_LISTED RECORDS_:
--
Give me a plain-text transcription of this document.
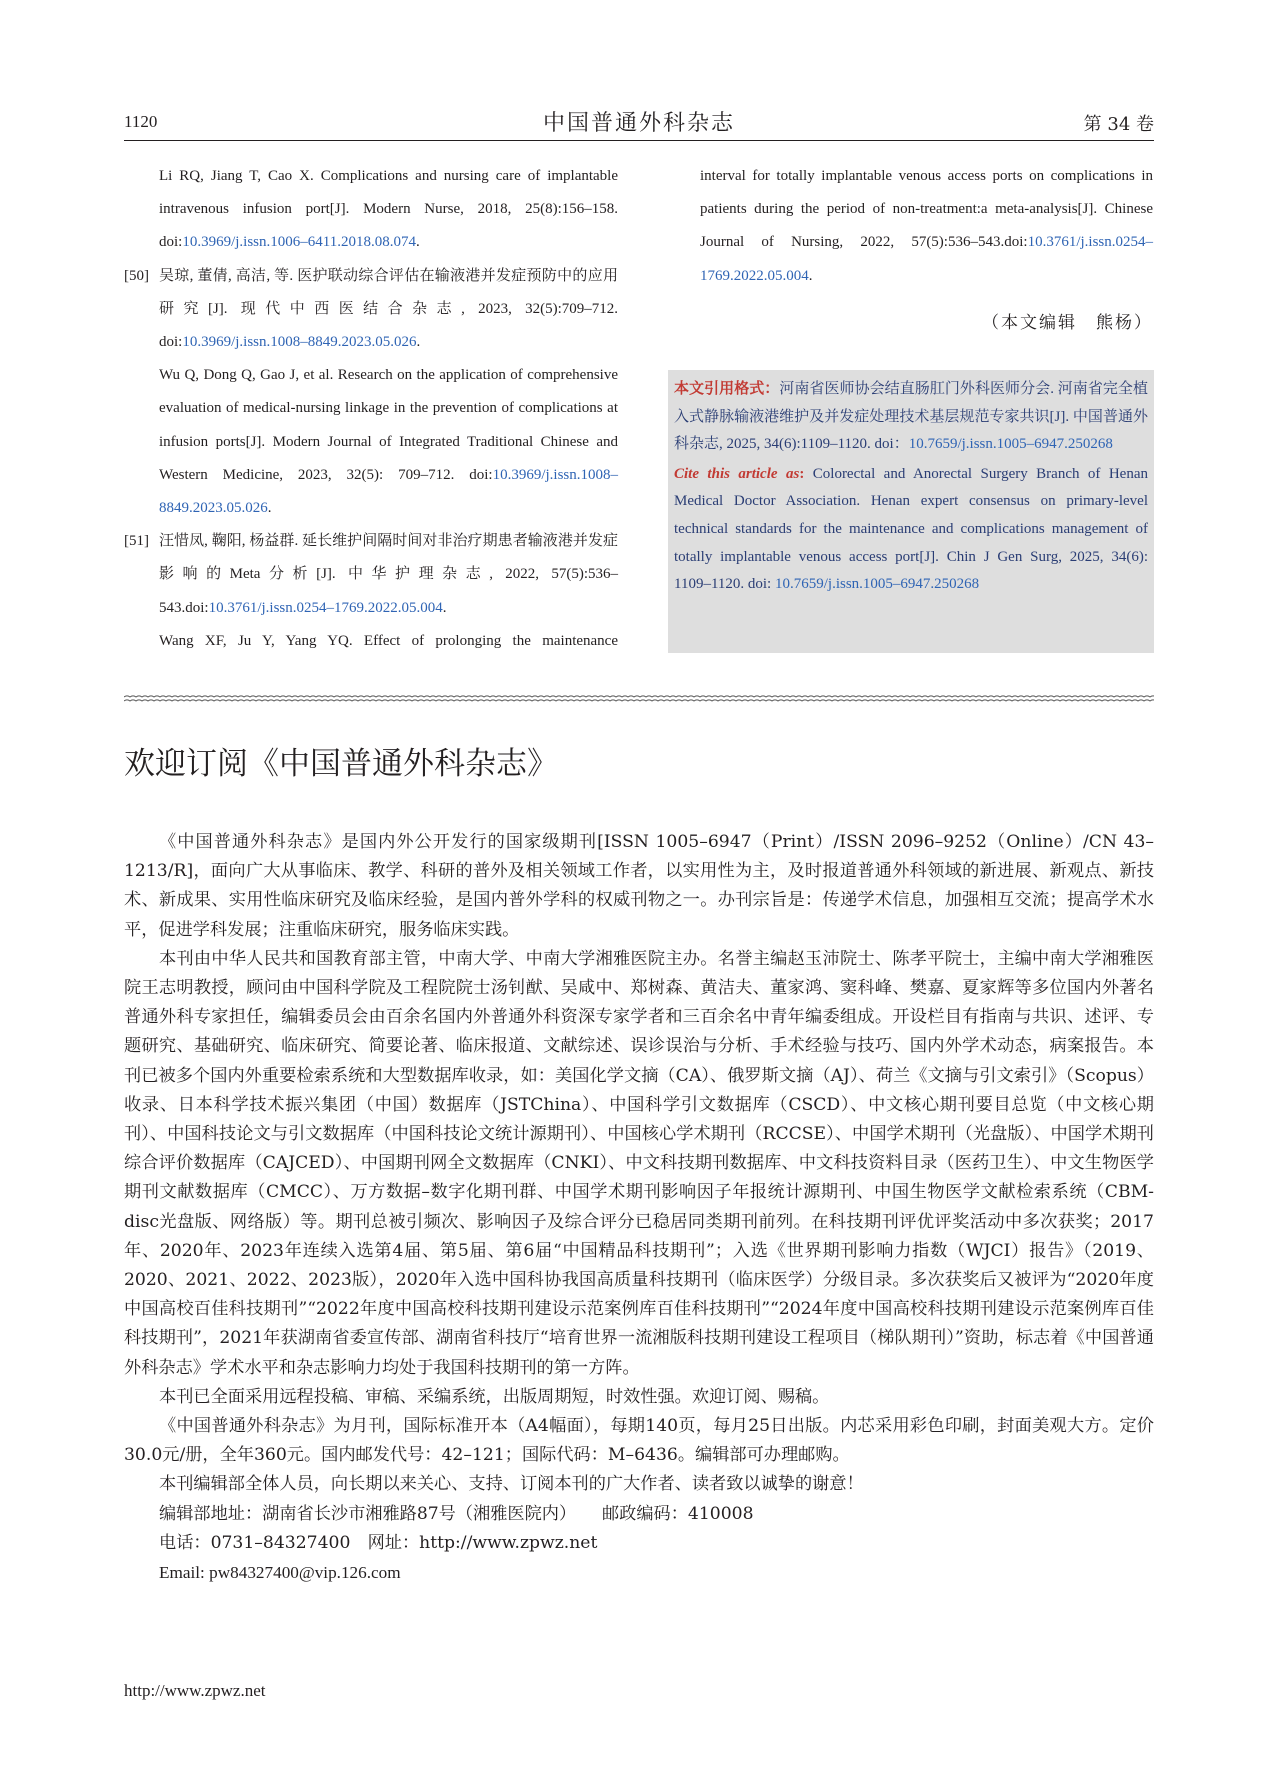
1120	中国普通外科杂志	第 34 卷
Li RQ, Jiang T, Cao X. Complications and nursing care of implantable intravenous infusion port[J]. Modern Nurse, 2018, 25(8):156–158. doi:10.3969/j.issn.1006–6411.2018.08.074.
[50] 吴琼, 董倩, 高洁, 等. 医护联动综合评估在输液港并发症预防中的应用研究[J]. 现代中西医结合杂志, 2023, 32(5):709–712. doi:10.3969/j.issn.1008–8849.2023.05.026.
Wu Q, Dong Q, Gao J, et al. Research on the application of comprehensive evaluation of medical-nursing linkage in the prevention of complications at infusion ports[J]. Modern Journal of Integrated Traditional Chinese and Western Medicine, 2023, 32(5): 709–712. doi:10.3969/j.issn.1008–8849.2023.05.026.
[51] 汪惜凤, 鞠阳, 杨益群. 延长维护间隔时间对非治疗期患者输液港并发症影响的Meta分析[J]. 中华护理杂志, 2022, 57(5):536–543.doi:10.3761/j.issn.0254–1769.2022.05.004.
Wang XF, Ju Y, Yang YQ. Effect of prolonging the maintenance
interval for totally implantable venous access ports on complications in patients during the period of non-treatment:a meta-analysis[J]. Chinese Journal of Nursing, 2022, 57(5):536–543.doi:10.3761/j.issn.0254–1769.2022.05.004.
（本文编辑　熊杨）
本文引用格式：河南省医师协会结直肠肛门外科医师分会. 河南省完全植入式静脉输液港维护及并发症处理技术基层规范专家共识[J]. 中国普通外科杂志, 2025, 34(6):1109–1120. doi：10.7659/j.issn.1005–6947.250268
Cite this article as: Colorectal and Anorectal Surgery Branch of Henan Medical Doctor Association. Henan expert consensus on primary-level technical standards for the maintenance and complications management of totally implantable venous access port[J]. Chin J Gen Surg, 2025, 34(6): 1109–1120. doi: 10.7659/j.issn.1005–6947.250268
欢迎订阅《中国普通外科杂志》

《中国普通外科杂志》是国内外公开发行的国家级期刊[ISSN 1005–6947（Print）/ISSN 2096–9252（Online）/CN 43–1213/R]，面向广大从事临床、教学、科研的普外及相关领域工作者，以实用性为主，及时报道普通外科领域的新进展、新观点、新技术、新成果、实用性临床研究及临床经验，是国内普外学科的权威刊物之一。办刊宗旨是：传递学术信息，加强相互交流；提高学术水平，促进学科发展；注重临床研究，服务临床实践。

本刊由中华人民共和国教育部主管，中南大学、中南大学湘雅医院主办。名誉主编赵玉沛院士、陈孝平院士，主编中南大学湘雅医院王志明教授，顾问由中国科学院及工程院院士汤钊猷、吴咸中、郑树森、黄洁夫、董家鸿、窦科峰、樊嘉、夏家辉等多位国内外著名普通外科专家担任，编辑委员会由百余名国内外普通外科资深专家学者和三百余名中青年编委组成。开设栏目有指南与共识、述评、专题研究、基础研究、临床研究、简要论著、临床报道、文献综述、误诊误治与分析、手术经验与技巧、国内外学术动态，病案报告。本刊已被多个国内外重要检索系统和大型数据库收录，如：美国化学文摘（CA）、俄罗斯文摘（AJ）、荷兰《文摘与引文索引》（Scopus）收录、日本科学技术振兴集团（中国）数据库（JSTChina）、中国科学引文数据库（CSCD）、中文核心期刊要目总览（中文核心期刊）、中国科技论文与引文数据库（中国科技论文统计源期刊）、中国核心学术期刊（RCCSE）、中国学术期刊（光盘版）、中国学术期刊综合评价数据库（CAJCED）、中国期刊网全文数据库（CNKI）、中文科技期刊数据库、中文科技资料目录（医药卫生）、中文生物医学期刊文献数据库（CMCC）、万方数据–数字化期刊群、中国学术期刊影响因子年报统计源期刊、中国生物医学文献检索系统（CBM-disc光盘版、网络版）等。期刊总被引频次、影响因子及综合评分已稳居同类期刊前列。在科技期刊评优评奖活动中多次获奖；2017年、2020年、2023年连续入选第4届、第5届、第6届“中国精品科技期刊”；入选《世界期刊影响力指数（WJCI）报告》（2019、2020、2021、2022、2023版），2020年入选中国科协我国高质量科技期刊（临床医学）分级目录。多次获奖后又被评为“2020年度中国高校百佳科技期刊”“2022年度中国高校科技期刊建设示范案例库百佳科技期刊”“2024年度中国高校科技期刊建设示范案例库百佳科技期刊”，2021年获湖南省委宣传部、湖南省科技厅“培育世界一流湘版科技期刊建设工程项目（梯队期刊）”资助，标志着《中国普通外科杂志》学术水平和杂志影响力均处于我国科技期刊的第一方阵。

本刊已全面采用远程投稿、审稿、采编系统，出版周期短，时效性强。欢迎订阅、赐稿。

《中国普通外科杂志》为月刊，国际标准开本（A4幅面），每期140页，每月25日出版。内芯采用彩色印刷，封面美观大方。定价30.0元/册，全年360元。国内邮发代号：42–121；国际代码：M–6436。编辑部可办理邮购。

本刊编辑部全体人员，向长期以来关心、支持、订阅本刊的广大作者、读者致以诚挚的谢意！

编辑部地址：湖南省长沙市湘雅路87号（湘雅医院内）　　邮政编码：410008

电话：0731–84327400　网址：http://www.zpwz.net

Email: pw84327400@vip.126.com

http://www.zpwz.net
--
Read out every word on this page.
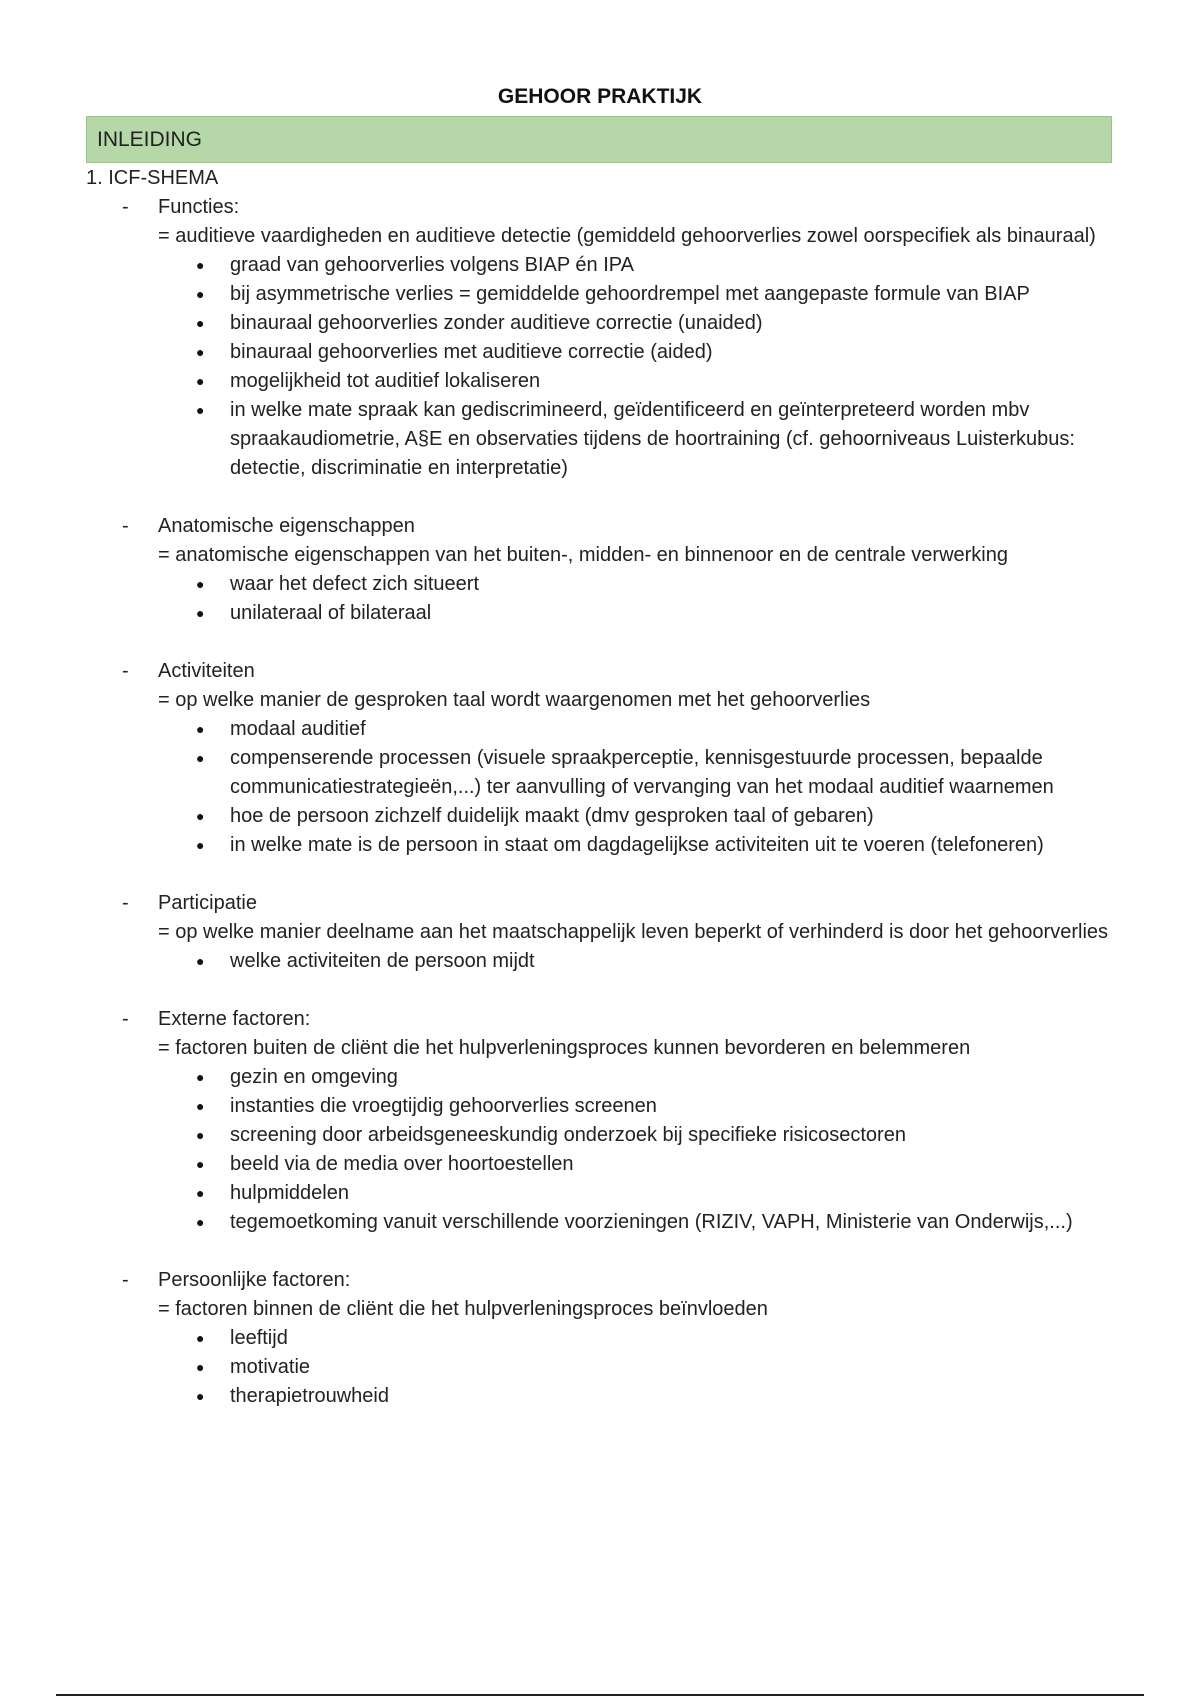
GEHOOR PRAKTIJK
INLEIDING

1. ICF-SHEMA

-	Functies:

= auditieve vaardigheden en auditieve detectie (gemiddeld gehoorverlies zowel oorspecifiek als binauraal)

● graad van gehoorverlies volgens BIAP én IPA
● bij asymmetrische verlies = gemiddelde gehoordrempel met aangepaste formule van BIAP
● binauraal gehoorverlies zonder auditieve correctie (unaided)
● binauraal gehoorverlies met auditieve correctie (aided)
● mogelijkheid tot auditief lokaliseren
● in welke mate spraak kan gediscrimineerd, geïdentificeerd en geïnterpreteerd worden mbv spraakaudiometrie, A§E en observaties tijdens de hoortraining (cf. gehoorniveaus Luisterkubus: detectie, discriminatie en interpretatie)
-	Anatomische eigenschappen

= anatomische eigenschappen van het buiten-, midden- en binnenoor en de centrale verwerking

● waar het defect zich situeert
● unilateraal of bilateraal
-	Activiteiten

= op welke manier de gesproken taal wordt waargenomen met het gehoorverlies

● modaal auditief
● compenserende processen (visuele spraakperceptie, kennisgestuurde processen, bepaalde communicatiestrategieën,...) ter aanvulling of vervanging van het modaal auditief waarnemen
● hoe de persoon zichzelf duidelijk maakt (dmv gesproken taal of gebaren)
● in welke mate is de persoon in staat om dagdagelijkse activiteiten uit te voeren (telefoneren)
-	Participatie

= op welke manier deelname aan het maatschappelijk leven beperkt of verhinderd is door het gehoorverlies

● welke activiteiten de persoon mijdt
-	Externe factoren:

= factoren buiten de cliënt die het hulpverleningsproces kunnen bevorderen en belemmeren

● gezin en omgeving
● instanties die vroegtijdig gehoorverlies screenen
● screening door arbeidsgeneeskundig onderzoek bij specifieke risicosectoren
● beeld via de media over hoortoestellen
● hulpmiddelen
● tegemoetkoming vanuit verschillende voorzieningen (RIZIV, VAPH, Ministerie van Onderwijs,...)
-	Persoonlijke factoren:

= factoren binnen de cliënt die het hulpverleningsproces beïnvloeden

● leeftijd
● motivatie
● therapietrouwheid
--
_TO DO_:
Copy each line of the listing that contains "factoren".

_RESULT FOR THIS EXERCISE_:
-	Externe factoren:
= factoren buiten de cliënt die het hulpverleningsproces kunnen bevorderen en belemmeren
-	Persoonlijke factoren:
= factoren binnen de cliënt die het hulpverleningsproces beïnvloeden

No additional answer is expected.